[START OF Material]

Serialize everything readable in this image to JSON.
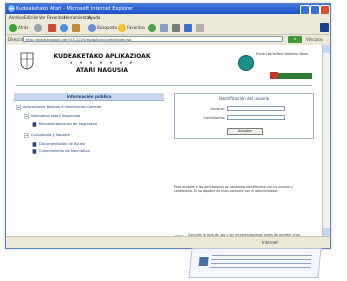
{
  "window": {
    "title": "Kudeaketako Atari - Microsoft Internet Explorer"
  },
  "menubar": {
    "items": [
      "Archivo",
      "Edición",
      "Ver",
      "Favoritos",
      "Herramientas",
      "Ayuda"
    ]
  },
  "toolbar": {
    "back_label": "Atrás",
    "search_label": "Búsqueda",
    "favorites_label": "Favoritos"
  },
  "address": {
    "label": "Dirección",
    "url": "http://www.euskadi.net/r33-2220/es/aplicaciones/index.jsp",
    "go_label": "Ir",
    "links_label": "Vínculos"
  },
  "header": {
    "title_line1": "KUDEAKETAKO APLIKAZIOAK",
    "dots": "• • • • • • •",
    "title_line2": "ATARI NAGUSIA",
    "logo_text": "Eusko Jaurlaritza Gobierno Vasco"
  },
  "info_panel": {
    "heading": "Información pública",
    "items": [
      {
        "label": "Aplicaciones Basicas e Informacion General"
      },
      {
        "label": "Normativa sobre Seguridad"
      },
      {
        "label": "Recomendaciones de Seguridad"
      },
      {
        "label": "Consultoría y Soporte"
      },
      {
        "label": "Documentación de Ayuda"
      },
      {
        "label": "Cumplimiento de Normativa"
      }
    ]
  },
  "login": {
    "heading": "Identificación del usuario",
    "user_label": "Usuario:",
    "password_label": "Contraseña:",
    "button_label": "Aceptar"
  },
  "notes": {
    "text1": "Para acceder a las aplicaciones es necesario identificarse con su usuario y contraseña. Si no dispone de ellos contacte con el administrador.",
    "text2": "Consulte la guía de uso y las recomendaciones antes de acceder a las aplicaciones de gestión."
  },
  "status": {
    "zone": "Internet"
  }
}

[END OF Material]

_What you need to do_:
Report only the number of lines that hold the word "acceder".

_Reply to the exercise_:
2